AFIC has built partnerships with the Central Ohio Transit Authority (COTA) to encourage ridership amongst aging residents and developed a program that helps older adults use rideshare apps like Lyft. But this transportation focus also refers to things like walk audits, where obstacles in pedestrian walkways are identified and eventually corrected.
“Often what makes a community better for an older adult makes things better for all of us,” Sheldon said. “Good sidewalks make my life easier, too.”
There can be challenges to building change targeted at older adults, she said, despite the benefits to the community as a whole. This can be caused by ageism, which affects the old and the young.
“Research shows that internalized ageism can take years off your life, upwards of seven years,” Sheldon adds. “We’ve done a lot of work to promote positive aging. There have been billboards around town with local older adults to show how strong and wonderful it is to grow old. We want to push back on the narrative that aging is a bad thing. We should all be so lucky to age and do it in a good way.”
AFIC has worked with Metro Early College Middle School students through a course called Change AGEnts. In one section of the course, students found examples of positive and negative portrayals of aging in print media. It is much easier to find negative ones, Sheldon said, and these examples lead to unfavorable impressions of aging and older community members.
“We need more stories to show our community that it is great to grow old.”

* * * * * * * * *

■ **GOAL OF THE EXERCISE**:
Answer these questions from the AFIC article.
(a) Which transit agency has AFIC partnered with to encourage ridership among aging residents?
(b) According to Sheldon, how many years can internalized ageism take off a person's life?
(c) What is the name of the course AFIC ran with Metro Early College Middle School students?

* * * * * * * * *

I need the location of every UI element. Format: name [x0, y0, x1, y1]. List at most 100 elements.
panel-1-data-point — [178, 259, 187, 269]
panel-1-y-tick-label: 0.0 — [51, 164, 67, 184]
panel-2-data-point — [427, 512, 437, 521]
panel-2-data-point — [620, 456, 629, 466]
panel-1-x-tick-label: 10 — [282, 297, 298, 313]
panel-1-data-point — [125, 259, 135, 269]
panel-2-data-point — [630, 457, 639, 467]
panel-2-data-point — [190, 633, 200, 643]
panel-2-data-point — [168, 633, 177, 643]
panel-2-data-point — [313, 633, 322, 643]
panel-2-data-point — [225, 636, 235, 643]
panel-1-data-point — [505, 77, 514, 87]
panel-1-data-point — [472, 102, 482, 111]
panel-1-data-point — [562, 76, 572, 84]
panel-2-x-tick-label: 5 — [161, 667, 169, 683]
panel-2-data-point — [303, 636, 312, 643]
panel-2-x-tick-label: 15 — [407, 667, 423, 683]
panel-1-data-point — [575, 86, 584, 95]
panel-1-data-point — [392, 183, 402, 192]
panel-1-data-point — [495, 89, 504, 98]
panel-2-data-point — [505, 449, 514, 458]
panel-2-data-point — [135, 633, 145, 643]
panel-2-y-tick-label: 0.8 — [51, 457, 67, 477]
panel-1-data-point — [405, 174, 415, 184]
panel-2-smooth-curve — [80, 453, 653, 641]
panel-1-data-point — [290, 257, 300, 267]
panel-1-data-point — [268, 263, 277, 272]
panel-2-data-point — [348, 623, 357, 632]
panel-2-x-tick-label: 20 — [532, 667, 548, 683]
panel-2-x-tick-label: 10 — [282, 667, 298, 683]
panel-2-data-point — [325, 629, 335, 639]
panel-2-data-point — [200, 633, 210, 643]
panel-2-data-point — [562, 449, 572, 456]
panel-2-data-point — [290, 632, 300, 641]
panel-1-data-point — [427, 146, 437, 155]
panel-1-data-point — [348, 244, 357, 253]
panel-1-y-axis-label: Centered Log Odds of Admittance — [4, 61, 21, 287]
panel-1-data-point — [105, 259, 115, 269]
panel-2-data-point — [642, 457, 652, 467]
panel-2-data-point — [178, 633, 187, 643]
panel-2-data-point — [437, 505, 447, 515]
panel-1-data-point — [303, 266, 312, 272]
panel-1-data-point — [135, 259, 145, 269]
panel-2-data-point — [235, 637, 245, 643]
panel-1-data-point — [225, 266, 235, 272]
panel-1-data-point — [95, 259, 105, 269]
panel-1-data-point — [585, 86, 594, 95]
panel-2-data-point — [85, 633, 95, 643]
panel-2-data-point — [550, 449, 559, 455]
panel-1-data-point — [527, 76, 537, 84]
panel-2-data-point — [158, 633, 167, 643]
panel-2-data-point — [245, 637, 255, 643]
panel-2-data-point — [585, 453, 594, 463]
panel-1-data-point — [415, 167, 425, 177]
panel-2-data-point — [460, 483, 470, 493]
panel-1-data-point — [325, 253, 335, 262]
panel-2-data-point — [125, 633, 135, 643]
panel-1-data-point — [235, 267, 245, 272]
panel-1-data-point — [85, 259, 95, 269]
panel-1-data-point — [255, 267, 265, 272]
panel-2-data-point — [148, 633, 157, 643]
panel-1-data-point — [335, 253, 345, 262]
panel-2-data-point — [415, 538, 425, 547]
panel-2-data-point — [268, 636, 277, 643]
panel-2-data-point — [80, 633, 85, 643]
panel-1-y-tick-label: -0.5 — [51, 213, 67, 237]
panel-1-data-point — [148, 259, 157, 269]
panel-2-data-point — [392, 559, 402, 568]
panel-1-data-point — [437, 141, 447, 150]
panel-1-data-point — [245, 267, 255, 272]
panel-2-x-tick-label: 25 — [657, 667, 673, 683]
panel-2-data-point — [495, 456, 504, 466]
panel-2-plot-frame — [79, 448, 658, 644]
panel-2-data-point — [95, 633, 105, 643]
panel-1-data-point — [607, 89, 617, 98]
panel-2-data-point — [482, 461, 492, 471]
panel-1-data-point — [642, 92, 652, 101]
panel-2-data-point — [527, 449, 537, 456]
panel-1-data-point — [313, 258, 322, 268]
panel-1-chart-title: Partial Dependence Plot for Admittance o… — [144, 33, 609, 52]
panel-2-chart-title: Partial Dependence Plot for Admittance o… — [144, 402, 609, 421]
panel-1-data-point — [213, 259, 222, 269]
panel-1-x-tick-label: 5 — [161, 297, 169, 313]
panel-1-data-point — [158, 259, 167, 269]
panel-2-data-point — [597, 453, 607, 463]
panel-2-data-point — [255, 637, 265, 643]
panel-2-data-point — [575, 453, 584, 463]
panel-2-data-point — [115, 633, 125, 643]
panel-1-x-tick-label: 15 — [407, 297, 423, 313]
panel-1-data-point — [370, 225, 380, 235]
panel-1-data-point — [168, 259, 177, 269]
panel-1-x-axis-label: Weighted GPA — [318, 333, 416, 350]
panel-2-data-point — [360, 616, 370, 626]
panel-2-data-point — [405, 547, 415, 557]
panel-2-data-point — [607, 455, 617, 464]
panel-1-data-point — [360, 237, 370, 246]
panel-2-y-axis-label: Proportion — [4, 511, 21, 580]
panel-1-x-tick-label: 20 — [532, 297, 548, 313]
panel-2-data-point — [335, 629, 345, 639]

* * * * * * * * *

■ **CORRECT OUTPUT**:
(a) The Central Ohio Transit Authority (COTA).
(b) Upwards of seven years.
(c) Change AGEnts.